** BEGIN TASK MATERIAL **

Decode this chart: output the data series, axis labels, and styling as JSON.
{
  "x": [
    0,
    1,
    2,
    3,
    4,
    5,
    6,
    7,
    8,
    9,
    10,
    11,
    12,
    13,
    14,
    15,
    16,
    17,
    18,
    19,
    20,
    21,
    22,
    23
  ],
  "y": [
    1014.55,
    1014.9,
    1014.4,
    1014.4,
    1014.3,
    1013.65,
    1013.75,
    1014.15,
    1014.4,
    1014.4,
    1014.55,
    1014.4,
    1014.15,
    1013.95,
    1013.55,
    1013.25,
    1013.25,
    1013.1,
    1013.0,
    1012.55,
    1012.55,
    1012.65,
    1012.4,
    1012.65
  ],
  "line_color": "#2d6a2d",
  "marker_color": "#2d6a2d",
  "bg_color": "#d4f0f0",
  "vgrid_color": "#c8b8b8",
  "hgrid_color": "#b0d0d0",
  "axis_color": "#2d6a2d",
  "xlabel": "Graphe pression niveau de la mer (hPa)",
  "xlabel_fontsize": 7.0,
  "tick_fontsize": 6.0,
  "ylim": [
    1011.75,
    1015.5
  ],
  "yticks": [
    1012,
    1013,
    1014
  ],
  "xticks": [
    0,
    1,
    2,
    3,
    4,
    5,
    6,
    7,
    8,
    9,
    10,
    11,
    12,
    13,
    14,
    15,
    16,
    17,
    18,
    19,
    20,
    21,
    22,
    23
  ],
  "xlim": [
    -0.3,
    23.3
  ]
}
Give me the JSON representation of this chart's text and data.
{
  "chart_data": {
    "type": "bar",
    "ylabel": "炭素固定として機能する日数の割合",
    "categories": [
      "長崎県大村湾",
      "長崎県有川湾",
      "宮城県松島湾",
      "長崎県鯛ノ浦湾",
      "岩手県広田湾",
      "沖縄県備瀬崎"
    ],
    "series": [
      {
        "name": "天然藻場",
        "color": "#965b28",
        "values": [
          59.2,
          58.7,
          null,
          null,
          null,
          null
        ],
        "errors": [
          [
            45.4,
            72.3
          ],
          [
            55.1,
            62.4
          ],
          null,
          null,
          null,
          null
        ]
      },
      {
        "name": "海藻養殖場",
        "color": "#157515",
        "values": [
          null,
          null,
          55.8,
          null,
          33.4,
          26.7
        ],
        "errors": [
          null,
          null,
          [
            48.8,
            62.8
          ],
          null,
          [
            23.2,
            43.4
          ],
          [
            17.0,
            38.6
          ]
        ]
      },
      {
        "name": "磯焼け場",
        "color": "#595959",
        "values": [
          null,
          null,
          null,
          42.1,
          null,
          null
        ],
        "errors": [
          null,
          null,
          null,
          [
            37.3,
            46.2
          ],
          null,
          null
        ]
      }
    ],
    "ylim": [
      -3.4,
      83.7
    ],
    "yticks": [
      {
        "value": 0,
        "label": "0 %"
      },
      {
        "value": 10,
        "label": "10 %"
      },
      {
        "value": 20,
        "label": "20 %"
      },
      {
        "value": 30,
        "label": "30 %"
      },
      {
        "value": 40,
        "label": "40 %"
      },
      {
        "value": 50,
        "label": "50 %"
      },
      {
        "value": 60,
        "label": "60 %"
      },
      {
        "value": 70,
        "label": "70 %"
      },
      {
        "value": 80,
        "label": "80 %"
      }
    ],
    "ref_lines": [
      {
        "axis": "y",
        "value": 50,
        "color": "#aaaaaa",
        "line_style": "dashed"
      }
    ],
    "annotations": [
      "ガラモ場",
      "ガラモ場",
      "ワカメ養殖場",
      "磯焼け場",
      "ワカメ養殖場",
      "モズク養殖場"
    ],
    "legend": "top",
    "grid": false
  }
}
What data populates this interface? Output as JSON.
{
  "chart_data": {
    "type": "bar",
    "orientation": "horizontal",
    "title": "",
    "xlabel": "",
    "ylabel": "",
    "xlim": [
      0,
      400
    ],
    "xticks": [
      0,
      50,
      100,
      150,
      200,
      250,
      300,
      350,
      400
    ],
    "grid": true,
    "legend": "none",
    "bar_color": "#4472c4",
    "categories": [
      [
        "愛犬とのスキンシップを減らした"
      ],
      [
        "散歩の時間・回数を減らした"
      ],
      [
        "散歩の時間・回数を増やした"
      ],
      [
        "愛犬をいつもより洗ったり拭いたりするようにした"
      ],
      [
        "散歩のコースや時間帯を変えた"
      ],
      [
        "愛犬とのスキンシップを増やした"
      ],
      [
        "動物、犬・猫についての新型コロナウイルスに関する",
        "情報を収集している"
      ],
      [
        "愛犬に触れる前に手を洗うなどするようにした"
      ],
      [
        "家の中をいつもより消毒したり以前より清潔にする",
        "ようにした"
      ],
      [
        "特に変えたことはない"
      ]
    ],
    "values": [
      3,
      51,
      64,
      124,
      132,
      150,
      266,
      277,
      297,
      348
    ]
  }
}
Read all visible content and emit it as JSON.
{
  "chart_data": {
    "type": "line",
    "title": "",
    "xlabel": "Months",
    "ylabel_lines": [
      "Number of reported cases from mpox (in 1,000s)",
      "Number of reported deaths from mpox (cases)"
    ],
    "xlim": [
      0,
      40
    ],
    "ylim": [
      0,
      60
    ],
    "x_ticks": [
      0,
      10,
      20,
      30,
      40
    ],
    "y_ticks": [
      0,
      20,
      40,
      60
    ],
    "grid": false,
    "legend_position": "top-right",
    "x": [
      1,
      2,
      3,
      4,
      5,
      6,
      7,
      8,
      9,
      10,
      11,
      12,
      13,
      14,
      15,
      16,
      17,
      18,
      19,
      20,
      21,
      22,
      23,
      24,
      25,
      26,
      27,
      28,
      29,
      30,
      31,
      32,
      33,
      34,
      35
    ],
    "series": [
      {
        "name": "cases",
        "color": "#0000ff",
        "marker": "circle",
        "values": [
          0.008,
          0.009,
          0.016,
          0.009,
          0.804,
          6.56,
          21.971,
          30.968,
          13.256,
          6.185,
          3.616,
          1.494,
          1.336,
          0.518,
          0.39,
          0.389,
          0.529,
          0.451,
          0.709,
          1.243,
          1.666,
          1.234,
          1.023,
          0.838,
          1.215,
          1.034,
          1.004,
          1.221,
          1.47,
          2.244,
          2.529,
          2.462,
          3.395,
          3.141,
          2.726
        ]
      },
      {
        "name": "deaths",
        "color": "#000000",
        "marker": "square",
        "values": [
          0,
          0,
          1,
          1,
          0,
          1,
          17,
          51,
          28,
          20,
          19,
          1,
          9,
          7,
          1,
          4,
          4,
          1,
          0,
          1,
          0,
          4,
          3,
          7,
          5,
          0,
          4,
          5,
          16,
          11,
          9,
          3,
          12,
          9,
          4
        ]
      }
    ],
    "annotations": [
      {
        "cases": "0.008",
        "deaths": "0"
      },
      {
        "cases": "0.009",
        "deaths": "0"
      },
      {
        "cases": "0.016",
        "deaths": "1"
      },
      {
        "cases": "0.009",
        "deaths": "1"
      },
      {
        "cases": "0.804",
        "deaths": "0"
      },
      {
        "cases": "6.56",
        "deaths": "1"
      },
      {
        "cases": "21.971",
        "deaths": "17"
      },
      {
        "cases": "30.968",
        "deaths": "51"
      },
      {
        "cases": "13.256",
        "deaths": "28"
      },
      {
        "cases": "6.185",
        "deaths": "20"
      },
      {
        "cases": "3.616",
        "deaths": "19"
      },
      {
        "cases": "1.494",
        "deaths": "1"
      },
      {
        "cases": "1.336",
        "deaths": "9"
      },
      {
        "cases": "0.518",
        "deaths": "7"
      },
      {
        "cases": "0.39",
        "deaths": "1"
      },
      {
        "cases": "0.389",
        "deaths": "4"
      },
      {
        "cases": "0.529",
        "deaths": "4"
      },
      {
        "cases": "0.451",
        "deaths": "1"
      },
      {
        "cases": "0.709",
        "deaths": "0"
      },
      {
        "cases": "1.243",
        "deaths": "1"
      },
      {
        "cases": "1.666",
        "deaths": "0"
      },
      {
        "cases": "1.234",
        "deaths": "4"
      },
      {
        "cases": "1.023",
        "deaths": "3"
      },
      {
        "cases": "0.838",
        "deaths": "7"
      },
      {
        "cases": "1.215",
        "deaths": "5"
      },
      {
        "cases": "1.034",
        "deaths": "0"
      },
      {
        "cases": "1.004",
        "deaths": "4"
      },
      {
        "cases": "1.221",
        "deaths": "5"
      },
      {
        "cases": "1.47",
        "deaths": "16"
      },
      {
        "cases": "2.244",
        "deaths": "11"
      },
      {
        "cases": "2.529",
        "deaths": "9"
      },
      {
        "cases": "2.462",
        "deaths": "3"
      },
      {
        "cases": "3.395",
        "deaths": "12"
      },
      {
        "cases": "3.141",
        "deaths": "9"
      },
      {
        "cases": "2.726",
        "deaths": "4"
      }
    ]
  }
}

** END TASK MATERIAL **

GIVEN TASK: From the data, list each line in which the string "this" appears.

TASK SOLUTION:
Decode this chart: output the data series, axis labels, and styling as JSON.
Give me the JSON representation of this chart's text and data.
What data populates this interface? Output as JSON.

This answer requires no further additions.